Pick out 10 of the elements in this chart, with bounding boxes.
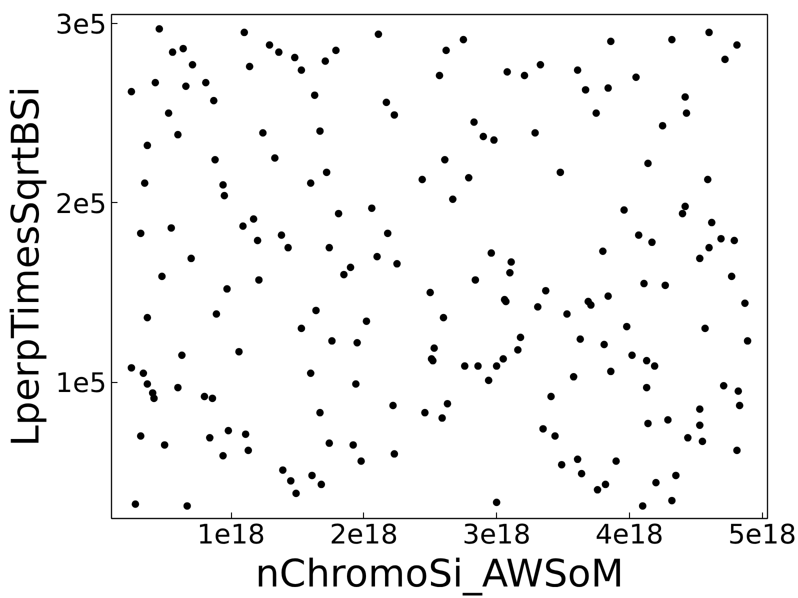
x-tick-label: 5e18 <box>728 520 796 550</box>
x-axis-title: nChromoSi_AWSoM <box>255 552 624 596</box>
y-tick-label: 3e5 <box>56 9 106 40</box>
x-tick-label: 1e18 <box>196 520 266 550</box>
x-tick-label: 3e18 <box>462 520 531 550</box>
y-tick-label: 2e5 <box>56 188 106 220</box>
x-tick-label: 2e18 <box>330 520 398 550</box>
y-axis-title: LperpTimesSqrtBSi <box>4 86 48 447</box>
y-tick-label: 1e5 <box>56 368 106 400</box>
x-tick-label: 4e18 <box>595 520 664 550</box>
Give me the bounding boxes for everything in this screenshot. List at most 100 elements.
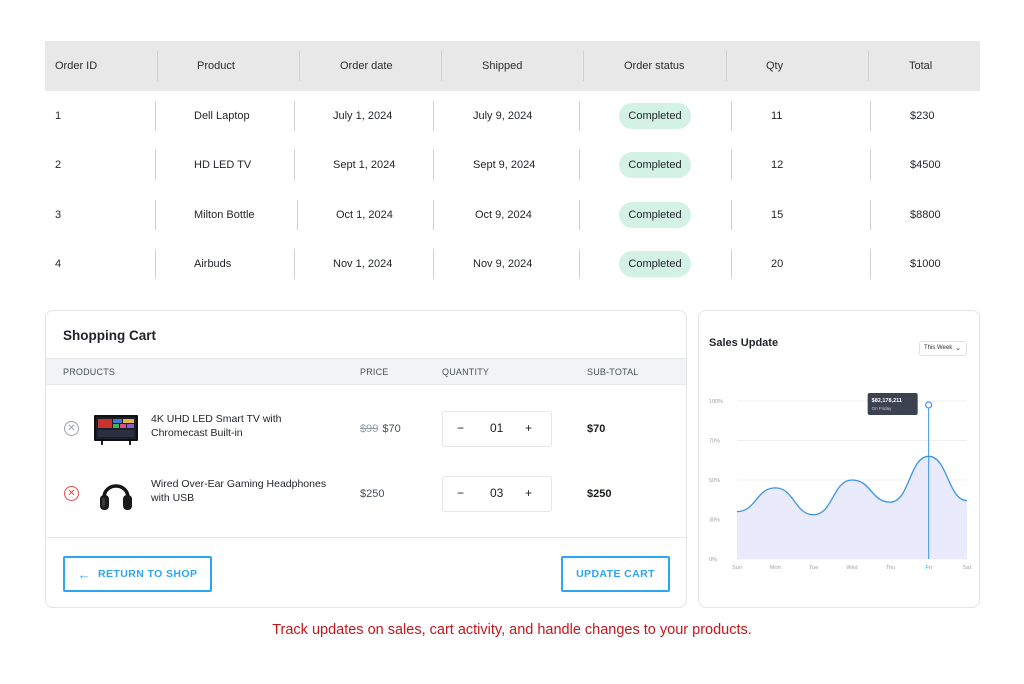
tv-thumbnail-icon (94, 415, 138, 445)
column-divider (297, 199, 298, 230)
shopping-cart-card: Shopping Cart PRODUCTS PRICE QUANTITY SU… (45, 310, 687, 608)
tooltip-value: $82,178,211 (872, 398, 902, 404)
chevron-down-icon: ⌄ (955, 345, 961, 352)
remove-item-icon[interactable]: ✕ (64, 486, 79, 501)
old-price: $99 (360, 423, 379, 435)
shipped-date-cell: Sept 9, 2024 (473, 159, 536, 172)
x-tick-label: Fri (925, 565, 931, 571)
col-header-product[interactable]: Product (197, 60, 235, 72)
y-tick-label: 30% (709, 518, 720, 524)
decrement-button[interactable]: − (457, 421, 465, 435)
qty-cell: 12 (771, 159, 784, 172)
column-divider (433, 249, 434, 280)
shipped-date-cell: Oct 9, 2024 (475, 208, 532, 221)
cart-item-name[interactable]: Wired Over-Ear Gaming Headphones with US… (151, 478, 327, 504)
y-tick-label: 0% (709, 557, 717, 563)
col-header-order-status[interactable]: Order status (624, 60, 685, 72)
col-header-products: PRODUCTS (63, 367, 116, 377)
order-id-cell: 4 (55, 258, 62, 271)
column-divider (726, 51, 727, 81)
column-divider (731, 249, 732, 280)
column-divider (441, 51, 442, 81)
status-badge: Completed (619, 102, 691, 129)
col-header-order-date[interactable]: Order date (340, 60, 393, 72)
column-divider (870, 100, 871, 131)
column-divider (155, 199, 156, 230)
highlight-point (925, 401, 933, 409)
sales-area-chart: 100% 70% 50% 30% 0% Sun Mon Tue Wed Thu Fri Sat $82,… (709, 393, 972, 571)
order-id-cell: 2 (55, 159, 62, 172)
x-tick-label: Wed (846, 565, 857, 571)
decrement-button[interactable]: − (457, 486, 465, 500)
column-divider (731, 199, 732, 230)
column-divider (433, 100, 434, 131)
period-select-value: This Week (924, 345, 953, 351)
total-cell: $4500 (910, 159, 941, 172)
current-price: $250 (360, 488, 385, 500)
column-divider (433, 150, 434, 181)
order-date-cell: July 1, 2024 (333, 109, 393, 122)
order-date-cell: Sept 1, 2024 (333, 159, 396, 172)
tooltip-sub: On Friday (872, 406, 893, 411)
quantity-value[interactable]: 01 (490, 421, 504, 435)
col-header-qty[interactable]: Qty (766, 60, 784, 72)
column-divider (583, 51, 584, 81)
column-divider (579, 100, 580, 131)
cart-item-subtotal: $250 (587, 488, 612, 500)
qty-cell: 15 (771, 208, 784, 221)
cart-item-name[interactable]: 4K UHD LED Smart TV with Chromecast Buil… (151, 413, 282, 439)
return-to-shop-label: RETURN TO SHOP (98, 568, 198, 580)
x-tick-label: Sat (963, 565, 972, 571)
product-cell: Milton Bottle (194, 208, 255, 221)
table-row[interactable]: 1 Dell Laptop July 1, 2024 July 9, 2024 … (45, 91, 980, 141)
column-divider (155, 150, 156, 181)
update-cart-button[interactable]: UPDATE CART (561, 556, 670, 592)
column-divider (155, 249, 156, 280)
current-price: $70 (382, 423, 401, 435)
status-badge: Completed (619, 152, 691, 179)
x-tick-label: Tue (809, 565, 818, 571)
y-tick-label: 50% (709, 478, 720, 484)
column-divider (868, 51, 869, 81)
remove-item-icon[interactable]: ✕ (64, 421, 79, 436)
table-row[interactable]: 4 Airbuds Nov 1, 2024 Nov 9, 2024 Comple… (45, 240, 980, 290)
col-header-order-id[interactable]: Order ID (55, 60, 98, 72)
product-cell: Dell Laptop (194, 109, 250, 122)
column-divider (870, 249, 871, 280)
period-select[interactable]: This Week ⌄ (919, 341, 967, 356)
divider (46, 537, 686, 538)
product-cell: Airbuds (194, 258, 232, 271)
column-divider (294, 150, 295, 181)
y-tick-label: 100% (709, 399, 723, 405)
table-row[interactable]: 2 HD LED TV Sept 1, 2024 Sept 9, 2024 Co… (45, 141, 980, 191)
orders-table-header: Order ID Product Order date Shipped Orde… (45, 41, 980, 91)
col-header-total[interactable]: Total (909, 60, 933, 72)
qty-cell: 20 (771, 258, 784, 271)
increment-button[interactable]: + (525, 421, 533, 435)
cart-item: ✕ 4K UHD LED Smart TV with Chromecast Bu… (46, 399, 686, 459)
product-cell: HD LED TV (194, 159, 252, 172)
table-row[interactable]: 3 Milton Bottle Oct 1, 2024 Oct 9, 2024 … (45, 190, 980, 240)
column-divider (294, 249, 295, 280)
headphones-thumbnail-icon (100, 484, 132, 510)
increment-button[interactable]: + (525, 486, 533, 500)
col-header-quantity: QUANTITY (442, 367, 490, 377)
sales-title: Sales Update (709, 337, 779, 349)
order-id-cell: 1 (55, 109, 62, 122)
column-divider (731, 150, 732, 181)
column-divider (157, 51, 158, 81)
cart-item-price: $99 $70 (360, 423, 401, 435)
update-cart-label: UPDATE CART (576, 568, 655, 580)
column-divider (579, 249, 580, 280)
return-to-shop-button[interactable]: ← RETURN TO SHOP (63, 556, 212, 592)
x-tick-label: Thu (886, 565, 895, 571)
cart-item: ✕ Wired Over-Ear Gaming Headphones with … (46, 464, 686, 524)
status-badge: Completed (619, 251, 691, 278)
column-divider (433, 199, 434, 230)
total-cell: $8800 (910, 208, 941, 221)
quantity-value[interactable]: 03 (490, 486, 504, 500)
status-badge: Completed (619, 201, 691, 228)
cart-column-header: PRODUCTS PRICE QUANTITY SUB-TOTAL (46, 358, 686, 385)
col-header-shipped[interactable]: Shipped (482, 60, 523, 72)
area-fill (737, 456, 967, 559)
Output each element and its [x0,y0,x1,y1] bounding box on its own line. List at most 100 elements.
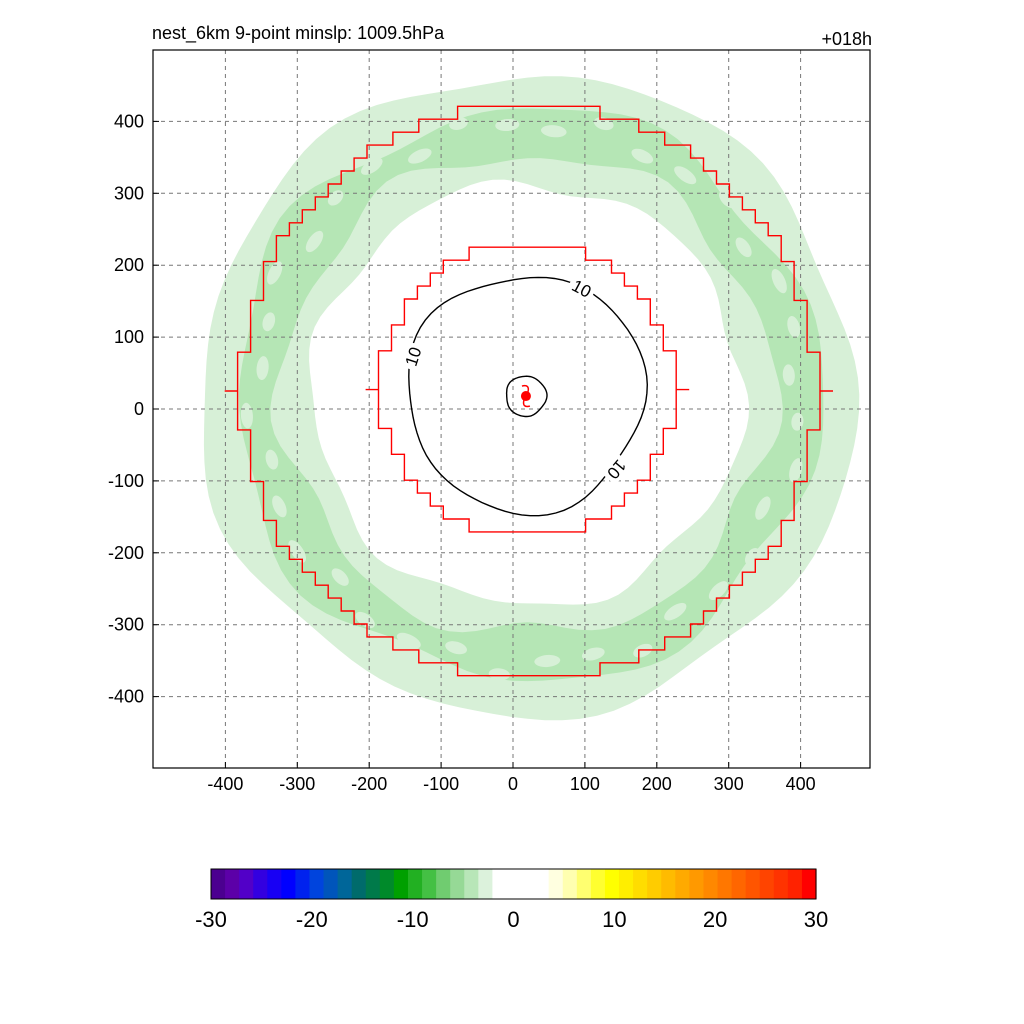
colorbar-tick-label: -30 [195,907,227,932]
colorbar-swatch [745,869,761,899]
colorbar-swatch [717,869,733,899]
y-tick-label: 100 [114,327,144,347]
y-tick-label: -300 [108,615,144,635]
x-tick-label: -200 [351,774,387,794]
colorbar-swatch [647,869,662,899]
fill-texture-blob [782,364,795,386]
colorbar-swatch [604,869,620,899]
x-tick-label: 300 [714,774,744,794]
colorbar-swatch [436,869,451,899]
storm-center [520,384,531,408]
y-tick-label: -200 [108,543,144,563]
colorbar-swatch [492,869,508,899]
colorbar-tick-label: -10 [397,907,429,932]
colorbar-swatch [619,869,634,899]
fill-texture-blob [445,641,467,655]
fill-texture-blob [355,611,375,629]
colorbar-swatch [422,869,437,899]
colorbar-tick-label: 10 [602,907,626,932]
colorbar-swatch [393,869,409,899]
fill-texture-blob [593,117,614,131]
colorbar-swatch [801,869,817,899]
fill-texture-blob [633,643,653,658]
forecast-hour-label: +018h [821,29,872,49]
storm-center-arm-bottom [522,399,531,408]
contour-label-bg [400,341,426,372]
fill-texture-blob [331,568,349,586]
x-axis-ticks: -400 -300 -200 -100 0 100 200 300 400 [207,762,816,794]
x-tick-label: -100 [423,774,459,794]
colorbar-swatch [506,869,522,899]
y-axis-ticks: 400 300 200 100 0 -100 -200 -300 -400 [108,111,159,707]
x-tick-label: 0 [508,774,518,794]
mask-outline-inner [365,246,690,533]
colorbar-swatch [281,869,297,899]
x-tick-label: 200 [642,774,672,794]
filled-contours [203,76,860,721]
fill-texture-blob [789,458,803,483]
y-tick-label: 300 [114,183,144,203]
fill-texture-blob [488,668,510,681]
colorbar-swatch [689,869,705,899]
contour-line-10 [505,375,548,418]
fill-texture-blob [361,157,383,175]
chart-title: nest_6km 9-point minslp: 1009.5hPa [152,23,445,44]
fill-ring-outer [203,76,860,721]
fill-texture-blob [631,148,654,164]
y-tick-label: -100 [108,471,144,491]
fill-texture-blob [674,166,697,185]
colorbar-swatch [675,869,690,899]
colorbar-swatch [365,869,381,899]
colorbar-swatch [337,869,353,899]
colorbar-swatch [562,869,578,899]
y-tick-label: 200 [114,255,144,275]
colorbar-swatch [450,869,465,899]
fill-texture-blob [787,316,801,338]
contour-label-bg [601,453,633,486]
fill-texture-blob [735,237,752,258]
fill-texture-blob [305,230,324,253]
fill-texture-blob [708,581,728,601]
fill-texture-blob [755,496,771,520]
colorbar-swatch [478,869,493,899]
storm-center-arm-top [521,384,530,393]
colorbar-swatch [464,869,479,899]
colorbar-swatch [323,869,339,899]
colorbar: -30 -20 -10 0 10 20 30 [195,868,828,932]
fill-texture-blob [534,654,561,668]
fill-texture-blob [408,148,432,164]
fill-texture-blob [265,449,279,470]
colorbar-swatch [295,869,311,899]
y-tick-label: 0 [134,399,144,419]
mask-outline-outer [224,105,833,677]
colorbar-swatch [211,869,226,899]
fill-texture-blob [719,190,737,209]
x-tick-label: -400 [207,774,243,794]
colorbar-swatch [309,869,325,899]
colorbar-frame [210,868,817,900]
contour-label: 10 [402,345,426,369]
colorbar-swatch [379,869,395,899]
colorbar-swatch [407,869,423,899]
colorbar-swatch [239,869,254,899]
colorbar-swatch [773,869,789,899]
fill-texture-blob [288,540,307,563]
colorbar-swatch [351,869,367,899]
colorbar-swatch [590,869,606,899]
mask-outlines [224,105,833,677]
colorbar-swatch [576,869,592,899]
fill-texture-blob [744,547,760,566]
fill-texture-blob [396,632,421,649]
y-tick-label: 400 [114,111,144,131]
x-tick-label: -300 [279,774,315,794]
colorbar-swatch [787,869,803,899]
colorbar-swatch [633,869,648,899]
contour-label-bg [565,274,598,303]
fill-texture-blob [266,261,283,285]
fill-texture-blob [771,268,787,294]
colorbar-tick-label: 20 [703,907,727,932]
colorbar-swatch [661,869,676,899]
storm-center-dot [520,391,531,402]
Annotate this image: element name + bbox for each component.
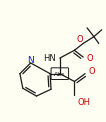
- Text: N: N: [27, 56, 34, 65]
- Text: Abs: Abs: [54, 72, 66, 77]
- Text: O: O: [86, 54, 93, 63]
- Text: OH: OH: [77, 98, 90, 107]
- Text: HN: HN: [43, 54, 56, 63]
- Text: O: O: [88, 67, 95, 76]
- Text: O: O: [77, 35, 84, 44]
- FancyBboxPatch shape: [51, 68, 69, 80]
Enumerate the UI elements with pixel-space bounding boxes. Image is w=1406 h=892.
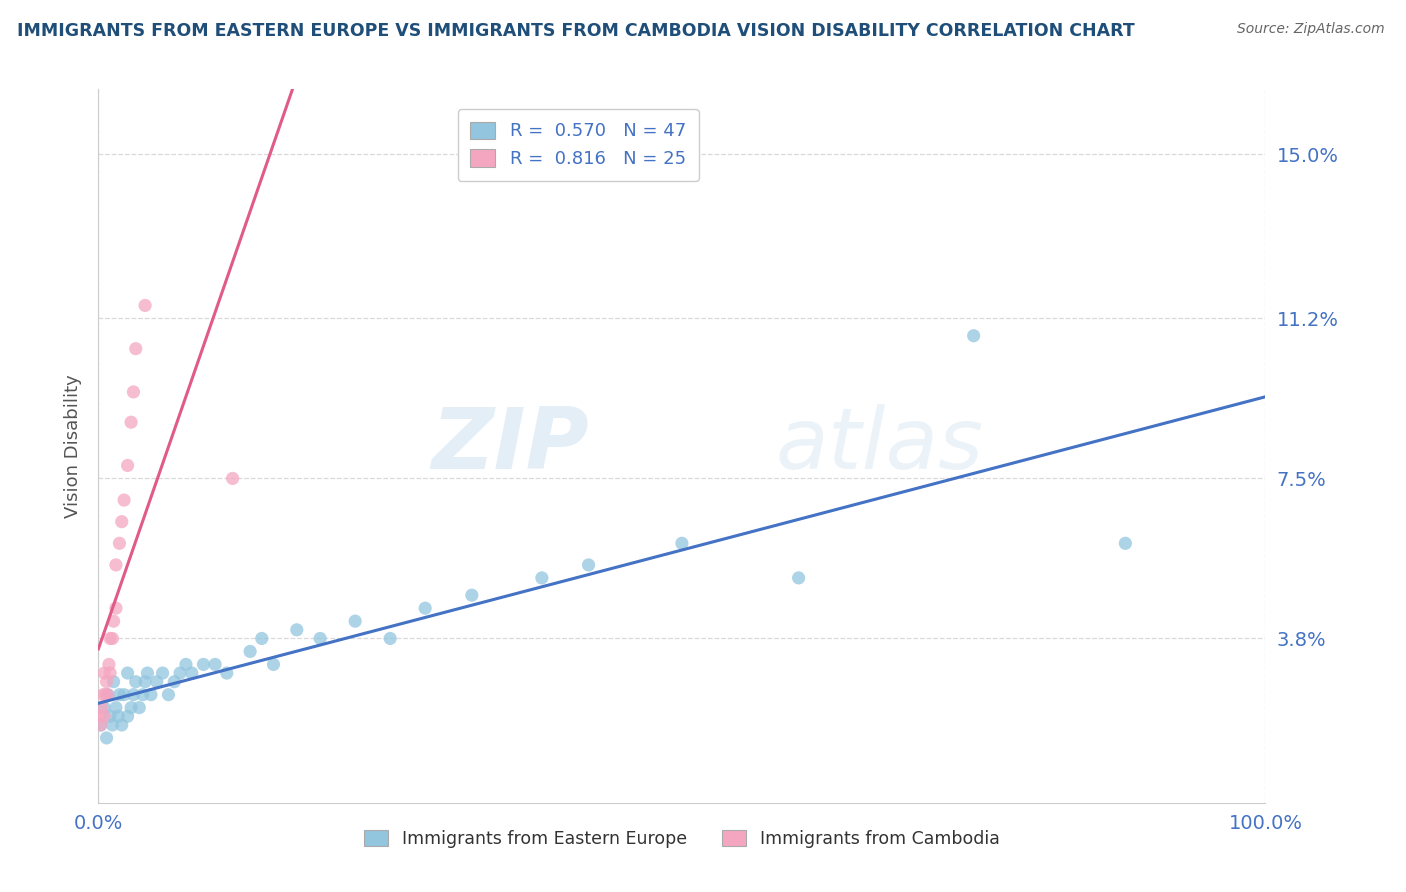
Point (96, 731, 118, 745)
Point (98, 666, 121, 681)
Point (962, 328, 984, 343)
Point (93, 700, 115, 714)
Point (107, 709, 129, 723)
Point (1114, 536, 1136, 550)
Point (250, 632, 273, 646)
Point (120, 415, 142, 429)
Point (91, 688, 114, 702)
Point (96, 674, 118, 689)
Point (530, 571, 553, 585)
Point (413, 601, 436, 615)
Point (215, 666, 238, 681)
Point (221, 471, 243, 485)
Legend: Immigrants from Eastern Europe, Immigrants from Cambodia: Immigrants from Eastern Europe, Immigran… (353, 819, 1011, 858)
Point (285, 623, 308, 637)
Text: ZIP: ZIP (430, 404, 589, 488)
Point (112, 688, 135, 702)
Point (93, 666, 115, 681)
Point (111, 515, 134, 529)
Point (101, 632, 124, 646)
Point (174, 657, 197, 672)
Point (125, 674, 148, 689)
Point (128, 700, 150, 714)
Text: Source: ZipAtlas.com: Source: ZipAtlas.com (1237, 22, 1385, 37)
Point (239, 644, 262, 658)
Point (380, 632, 402, 646)
Point (90, 718, 112, 732)
Point (97, 688, 120, 702)
Point (93, 709, 115, 723)
Point (108, 688, 131, 702)
Point (89, 709, 111, 723)
Point (103, 614, 125, 628)
Point (134, 298, 156, 312)
Text: IMMIGRANTS FROM EASTERN EUROPE VS IMMIGRANTS FROM CAMBODIA VISION DISABILITY COR: IMMIGRANTS FROM EASTERN EUROPE VS IMMIGR… (17, 22, 1135, 40)
Point (112, 493, 135, 508)
Point (136, 666, 159, 681)
Point (461, 588, 484, 602)
Point (122, 384, 145, 399)
Point (193, 657, 215, 672)
Point (108, 536, 131, 550)
Point (139, 688, 162, 702)
Point (309, 632, 332, 646)
Point (117, 666, 139, 681)
Point (134, 674, 156, 689)
Point (111, 718, 134, 732)
Point (104, 601, 127, 615)
Point (104, 558, 127, 572)
Point (90, 700, 112, 714)
Y-axis label: Vision Disability: Vision Disability (63, 374, 82, 518)
Point (117, 458, 139, 473)
Point (146, 674, 169, 689)
Point (94, 688, 117, 702)
Point (117, 709, 139, 723)
Point (152, 666, 174, 681)
Point (120, 700, 142, 714)
Point (671, 536, 693, 550)
Point (98, 632, 121, 646)
Point (163, 674, 186, 689)
Point (204, 657, 226, 672)
Point (122, 688, 145, 702)
Point (169, 666, 191, 681)
Point (344, 614, 367, 628)
Point (578, 558, 600, 572)
Point (132, 688, 155, 702)
Point (157, 688, 180, 702)
Point (125, 342, 148, 356)
Point (103, 674, 125, 689)
Point (180, 666, 202, 681)
Point (101, 718, 124, 732)
Point (787, 571, 810, 585)
Text: atlas: atlas (775, 404, 983, 488)
Point (90, 718, 112, 732)
Point (98, 709, 121, 723)
Point (104, 700, 127, 714)
Point (97, 657, 120, 672)
Point (262, 657, 284, 672)
Point (97, 688, 120, 702)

#####

TASK TO CARRY OUT. Extract the records word for word from their first line through the line that contains "Give me the", including both ends, and omit the pictures.

EXERCISE ANSWER.
Pick out 10 of the elements in this chart, with bounding boxes.
x-tick-label: 5e18 <box>728 520 796 550</box>
x-axis-title: nChromoSi_AWSoM <box>255 552 624 596</box>
y-tick-label: 3e5 <box>56 9 106 40</box>
x-tick-label: 1e18 <box>196 520 266 550</box>
x-tick-label: 3e18 <box>462 520 531 550</box>
y-tick-label: 2e5 <box>56 188 106 220</box>
x-tick-label: 2e18 <box>330 520 398 550</box>
y-axis-title: LperpTimesSqrtBSi <box>4 86 48 447</box>
y-tick-label: 1e5 <box>56 368 106 400</box>
x-tick-label: 4e18 <box>595 520 664 550</box>
Give me the bounding boxes for everything in this screenshot. List at most 100 elements.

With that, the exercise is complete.